TASK DETAILS: Reproduce the lines word for word, starting at the first line and ending at the line that contains "value-label: 558 xyxy=(765,202,804,228)", with both of those lines included.

Records from a collection of data:
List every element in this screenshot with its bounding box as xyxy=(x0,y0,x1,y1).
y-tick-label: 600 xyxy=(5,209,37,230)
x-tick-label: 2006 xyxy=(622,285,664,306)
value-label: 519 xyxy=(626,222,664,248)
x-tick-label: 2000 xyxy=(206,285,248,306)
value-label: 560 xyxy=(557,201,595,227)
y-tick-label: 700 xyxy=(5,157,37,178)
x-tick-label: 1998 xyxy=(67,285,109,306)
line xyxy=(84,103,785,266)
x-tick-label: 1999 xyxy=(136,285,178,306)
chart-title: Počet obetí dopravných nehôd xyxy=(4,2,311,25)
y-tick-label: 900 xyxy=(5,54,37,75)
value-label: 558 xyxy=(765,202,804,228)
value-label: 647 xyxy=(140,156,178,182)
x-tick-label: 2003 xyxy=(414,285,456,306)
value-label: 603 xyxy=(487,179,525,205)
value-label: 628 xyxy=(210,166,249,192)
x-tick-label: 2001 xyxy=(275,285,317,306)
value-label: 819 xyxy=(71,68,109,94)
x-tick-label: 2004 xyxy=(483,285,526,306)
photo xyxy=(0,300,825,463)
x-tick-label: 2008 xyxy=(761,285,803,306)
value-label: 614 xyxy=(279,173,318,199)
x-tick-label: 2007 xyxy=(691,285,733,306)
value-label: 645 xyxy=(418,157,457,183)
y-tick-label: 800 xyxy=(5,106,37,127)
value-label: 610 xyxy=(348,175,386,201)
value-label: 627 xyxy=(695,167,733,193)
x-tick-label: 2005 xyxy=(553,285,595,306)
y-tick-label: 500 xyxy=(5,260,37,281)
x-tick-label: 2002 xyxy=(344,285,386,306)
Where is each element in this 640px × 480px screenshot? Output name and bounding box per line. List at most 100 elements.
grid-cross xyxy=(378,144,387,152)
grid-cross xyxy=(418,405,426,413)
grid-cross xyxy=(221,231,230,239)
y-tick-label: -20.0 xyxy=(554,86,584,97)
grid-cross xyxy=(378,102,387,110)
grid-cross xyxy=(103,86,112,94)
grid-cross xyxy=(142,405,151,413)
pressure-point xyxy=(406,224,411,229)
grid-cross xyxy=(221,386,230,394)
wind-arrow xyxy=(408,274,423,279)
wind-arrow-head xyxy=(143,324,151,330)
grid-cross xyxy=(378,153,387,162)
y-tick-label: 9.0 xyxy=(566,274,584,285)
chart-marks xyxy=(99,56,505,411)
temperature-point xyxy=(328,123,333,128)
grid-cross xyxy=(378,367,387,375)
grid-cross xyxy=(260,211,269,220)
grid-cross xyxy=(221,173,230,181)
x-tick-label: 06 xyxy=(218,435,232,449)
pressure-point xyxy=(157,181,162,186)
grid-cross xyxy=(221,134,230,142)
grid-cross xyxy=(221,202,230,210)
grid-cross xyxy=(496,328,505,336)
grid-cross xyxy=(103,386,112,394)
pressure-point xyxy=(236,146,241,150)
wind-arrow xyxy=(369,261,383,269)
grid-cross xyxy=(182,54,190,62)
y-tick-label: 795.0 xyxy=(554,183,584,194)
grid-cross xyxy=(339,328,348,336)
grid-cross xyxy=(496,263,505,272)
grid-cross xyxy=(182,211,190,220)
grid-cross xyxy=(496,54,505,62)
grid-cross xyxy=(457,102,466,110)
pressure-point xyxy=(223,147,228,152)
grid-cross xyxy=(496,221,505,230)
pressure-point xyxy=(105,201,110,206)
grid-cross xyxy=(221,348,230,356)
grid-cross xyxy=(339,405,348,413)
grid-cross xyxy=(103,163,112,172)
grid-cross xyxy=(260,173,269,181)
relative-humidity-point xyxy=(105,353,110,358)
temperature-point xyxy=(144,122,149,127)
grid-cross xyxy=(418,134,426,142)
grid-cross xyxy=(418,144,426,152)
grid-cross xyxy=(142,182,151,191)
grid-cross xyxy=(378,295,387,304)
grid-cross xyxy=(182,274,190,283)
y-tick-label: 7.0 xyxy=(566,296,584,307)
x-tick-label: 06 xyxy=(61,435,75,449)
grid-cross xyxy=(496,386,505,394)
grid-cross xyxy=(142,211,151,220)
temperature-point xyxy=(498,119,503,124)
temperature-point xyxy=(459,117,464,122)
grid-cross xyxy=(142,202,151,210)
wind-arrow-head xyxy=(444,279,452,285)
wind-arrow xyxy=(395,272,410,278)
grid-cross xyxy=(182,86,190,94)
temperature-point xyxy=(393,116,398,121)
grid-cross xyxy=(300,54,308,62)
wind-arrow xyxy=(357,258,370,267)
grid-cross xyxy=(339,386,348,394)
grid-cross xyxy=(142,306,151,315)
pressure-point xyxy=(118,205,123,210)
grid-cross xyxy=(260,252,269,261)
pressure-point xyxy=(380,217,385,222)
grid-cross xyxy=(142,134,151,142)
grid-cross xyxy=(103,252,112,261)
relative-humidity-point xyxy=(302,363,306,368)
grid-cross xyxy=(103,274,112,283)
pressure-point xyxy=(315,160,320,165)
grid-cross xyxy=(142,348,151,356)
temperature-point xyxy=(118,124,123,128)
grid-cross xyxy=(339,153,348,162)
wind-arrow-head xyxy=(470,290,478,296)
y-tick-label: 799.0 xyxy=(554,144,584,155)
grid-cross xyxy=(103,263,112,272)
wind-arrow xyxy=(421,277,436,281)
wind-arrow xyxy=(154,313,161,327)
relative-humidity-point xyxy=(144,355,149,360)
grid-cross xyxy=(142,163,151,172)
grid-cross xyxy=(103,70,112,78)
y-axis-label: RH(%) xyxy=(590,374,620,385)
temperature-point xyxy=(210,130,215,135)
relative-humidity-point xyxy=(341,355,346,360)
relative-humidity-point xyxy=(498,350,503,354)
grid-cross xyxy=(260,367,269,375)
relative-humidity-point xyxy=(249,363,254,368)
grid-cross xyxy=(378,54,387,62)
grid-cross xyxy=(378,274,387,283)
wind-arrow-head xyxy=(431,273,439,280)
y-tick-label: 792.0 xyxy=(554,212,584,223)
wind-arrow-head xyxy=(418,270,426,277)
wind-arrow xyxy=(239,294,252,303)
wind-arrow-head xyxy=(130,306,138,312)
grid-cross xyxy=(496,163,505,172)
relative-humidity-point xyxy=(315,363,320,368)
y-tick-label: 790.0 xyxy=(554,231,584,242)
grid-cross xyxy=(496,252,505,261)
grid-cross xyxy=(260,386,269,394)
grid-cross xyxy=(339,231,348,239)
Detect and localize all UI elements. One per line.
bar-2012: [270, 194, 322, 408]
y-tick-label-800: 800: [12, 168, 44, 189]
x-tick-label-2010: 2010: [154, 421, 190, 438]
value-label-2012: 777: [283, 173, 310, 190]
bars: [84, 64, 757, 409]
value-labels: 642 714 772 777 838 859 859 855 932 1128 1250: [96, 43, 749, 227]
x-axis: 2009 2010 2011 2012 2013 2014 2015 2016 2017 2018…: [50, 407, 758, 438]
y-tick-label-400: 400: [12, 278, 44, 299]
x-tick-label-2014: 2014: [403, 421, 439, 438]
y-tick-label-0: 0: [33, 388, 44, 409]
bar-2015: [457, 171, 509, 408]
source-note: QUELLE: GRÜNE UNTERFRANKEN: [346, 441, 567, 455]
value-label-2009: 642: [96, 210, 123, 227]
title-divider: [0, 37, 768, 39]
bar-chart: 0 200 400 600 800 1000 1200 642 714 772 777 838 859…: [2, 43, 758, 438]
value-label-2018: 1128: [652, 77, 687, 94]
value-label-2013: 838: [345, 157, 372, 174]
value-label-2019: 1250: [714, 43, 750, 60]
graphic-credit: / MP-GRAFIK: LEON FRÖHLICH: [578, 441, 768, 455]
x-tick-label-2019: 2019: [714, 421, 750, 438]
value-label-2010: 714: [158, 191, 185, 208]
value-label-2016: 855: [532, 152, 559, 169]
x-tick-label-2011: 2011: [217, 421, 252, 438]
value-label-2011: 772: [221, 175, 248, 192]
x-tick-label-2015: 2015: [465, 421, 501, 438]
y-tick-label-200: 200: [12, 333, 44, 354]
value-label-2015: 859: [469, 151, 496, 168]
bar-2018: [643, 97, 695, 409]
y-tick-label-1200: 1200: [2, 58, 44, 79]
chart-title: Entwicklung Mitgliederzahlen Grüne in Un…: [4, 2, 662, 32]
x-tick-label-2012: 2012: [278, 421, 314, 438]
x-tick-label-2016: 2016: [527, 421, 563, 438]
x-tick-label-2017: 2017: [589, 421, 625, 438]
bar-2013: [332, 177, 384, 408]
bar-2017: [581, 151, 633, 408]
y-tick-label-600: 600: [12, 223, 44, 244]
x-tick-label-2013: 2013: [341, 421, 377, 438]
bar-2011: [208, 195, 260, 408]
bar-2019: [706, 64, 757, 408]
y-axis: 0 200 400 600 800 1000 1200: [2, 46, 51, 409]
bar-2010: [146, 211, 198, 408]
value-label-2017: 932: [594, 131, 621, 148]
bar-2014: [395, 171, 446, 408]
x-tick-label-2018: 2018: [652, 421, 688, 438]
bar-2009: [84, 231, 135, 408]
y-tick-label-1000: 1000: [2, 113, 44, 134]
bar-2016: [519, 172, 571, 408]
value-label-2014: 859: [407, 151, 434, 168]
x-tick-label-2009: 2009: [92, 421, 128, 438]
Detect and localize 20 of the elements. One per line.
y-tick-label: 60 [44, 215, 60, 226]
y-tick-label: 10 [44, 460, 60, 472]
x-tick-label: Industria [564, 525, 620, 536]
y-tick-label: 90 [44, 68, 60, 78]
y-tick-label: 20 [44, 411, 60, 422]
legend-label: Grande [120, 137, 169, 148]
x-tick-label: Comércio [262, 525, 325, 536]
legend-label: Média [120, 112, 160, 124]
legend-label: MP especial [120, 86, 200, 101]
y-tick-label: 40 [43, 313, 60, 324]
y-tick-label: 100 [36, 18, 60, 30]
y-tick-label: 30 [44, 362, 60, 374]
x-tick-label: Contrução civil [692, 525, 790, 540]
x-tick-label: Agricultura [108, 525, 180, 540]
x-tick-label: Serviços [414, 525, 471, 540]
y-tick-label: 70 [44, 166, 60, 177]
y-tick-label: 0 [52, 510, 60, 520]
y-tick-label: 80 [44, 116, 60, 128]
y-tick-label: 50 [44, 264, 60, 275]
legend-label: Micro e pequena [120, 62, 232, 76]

RESULT:
List every element in this screenshot with its bounding box as xyxy=(x0,y0,x1,y1).
y-tick-label: 600 xyxy=(5,209,37,230)
x-tick-label: 2006 xyxy=(622,285,664,306)
value-label: 519 xyxy=(626,222,664,248)
x-tick-label: 2000 xyxy=(206,285,248,306)
value-label: 560 xyxy=(557,201,595,227)
y-tick-label: 700 xyxy=(5,157,37,178)
x-tick-label: 1998 xyxy=(67,285,109,306)
line xyxy=(84,103,785,266)
x-tick-label: 1999 xyxy=(136,285,178,306)
chart-title: Počet obetí dopravných nehôd xyxy=(4,2,311,25)
y-tick-label: 900 xyxy=(5,54,37,75)
value-label: 558 xyxy=(765,202,804,228)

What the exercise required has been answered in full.